● WORK TO DO:
1: According to the speech, what did the Government estimate as the cost of increasing the entitlement of married couples?
2: In the speech, swap "Government" for "Cabinet" and write out the passage from "It is also interesting" up to and including "the same consideration.".
3: Summarize the speech in two sentences.

● TEXT:
--
It is also interesting to contrast the response of the Government in the Hyland case to that to the Supreme Court judgment in the Murphy tax case. In that instance there was no question of equalising downwards: all eligible taxpayers quite rightly benefited. In all fairness, those in receipt of social welfare — who generally speaking live on incomes much lower than those of taxpayers — are entitled to the same consideration.

The Government have also deliberately inflated the possible cost of increasing the entitlement of married couples. Their estimate of the cost, at £31 million, included the cost of equalising the payments to all married couples, that is, not merely those in the labour force but also in the case of married couples where one spouse is a genuine adult dependant, and might have no wish to be in the workforce and have no legal equality with those who do form part of the workforce.

The overall implementation of the EC Directive on Social Welfare Equalisation was a botched job. The original incompetence and penny-pinching of the Coalition Government are now being matched by Fianna Fáil. The implications of the original botched job are still being felt. The cushion payments which the Coalition Government were forced to introduce in 1986 to deal with some of the anomalies — when the public discovered that tens of thousands of families stood to lose substantial sums because of the provisions of that 1985 Act — are due to cease in July next. Although the value of those cushion payments have since been reduced many families still face a substantial drop of as much as £18 per week in their income and consequent additional hardship if those payments are abolished.

The cessation of these payments and the political row which will follow constitute some of the reasons the Government are apparently making a dash to the country on 15 June. I believe they are in for a rude shock. The electorate will not so easily forget the cruel hardship imposed on the old, the sick, the handicapped, the poor, the unemployed and the emigrants. Today the Opposition have the opportunity to drive this Government before the electorate. I would appeal to them to support The Workers' Party amendment today in this House at 1.30 p.m. affording the electorate an opportunity to declare their verdict on two-and-a-half years of Fianna Fáil misrule with the support of Fine Gael and the Progressive Democrats.
--
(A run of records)
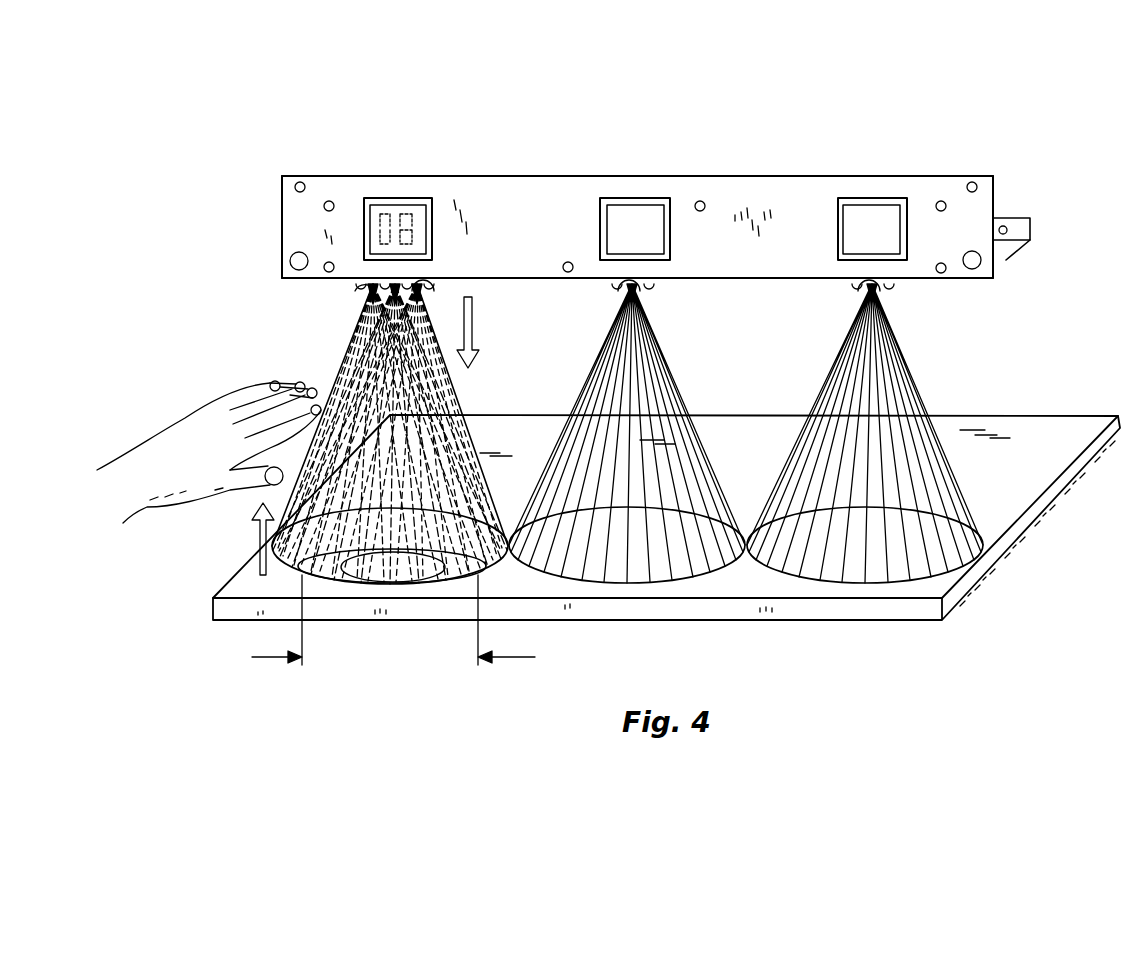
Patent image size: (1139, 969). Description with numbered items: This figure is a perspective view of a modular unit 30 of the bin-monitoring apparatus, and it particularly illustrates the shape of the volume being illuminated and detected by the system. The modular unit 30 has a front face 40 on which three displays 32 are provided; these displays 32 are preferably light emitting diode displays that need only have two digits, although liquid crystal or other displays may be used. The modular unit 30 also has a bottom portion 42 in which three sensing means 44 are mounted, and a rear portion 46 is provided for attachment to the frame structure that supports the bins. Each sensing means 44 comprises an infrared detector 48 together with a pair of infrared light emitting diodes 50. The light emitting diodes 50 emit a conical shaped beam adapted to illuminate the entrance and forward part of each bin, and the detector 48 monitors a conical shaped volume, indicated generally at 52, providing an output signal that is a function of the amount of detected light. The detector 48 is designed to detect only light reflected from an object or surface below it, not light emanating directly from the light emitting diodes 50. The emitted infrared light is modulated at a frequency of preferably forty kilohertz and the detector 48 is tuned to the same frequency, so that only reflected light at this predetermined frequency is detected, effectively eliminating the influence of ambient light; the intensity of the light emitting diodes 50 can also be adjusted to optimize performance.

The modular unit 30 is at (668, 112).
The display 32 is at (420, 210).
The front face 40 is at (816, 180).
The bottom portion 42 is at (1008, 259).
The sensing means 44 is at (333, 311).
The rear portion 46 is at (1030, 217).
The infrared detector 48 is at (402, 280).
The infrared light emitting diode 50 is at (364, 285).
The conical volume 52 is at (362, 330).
--
● SOLUTIONS:
1: £31 million.

2:
It is also interesting to contrast the response of the Cabinet in the Hyland case to that to the Supreme Court judgment in the Murphy tax case. In that instance there was no question of equalising downwards: all eligible taxpayers quite rightly benefited. In all fairness, those in receipt of social welfare — who generally speaking live on incomes much lower than those of taxpayers — are entitled to the same consideration.

3: The speaker argues that social welfare recipients deserve the same treatment taxpayers received after the Murphy tax case, and accuses the Government of inflating the £31 million cost of raising married couples' entitlement. Calling the implementation of the EC Directive on Social Welfare Equalisation a botched job whose cushion payments are due to end in July, the speaker urges the Opposition to support The Workers' Party amendment and let the electorate judge Fianna Fáil's rule.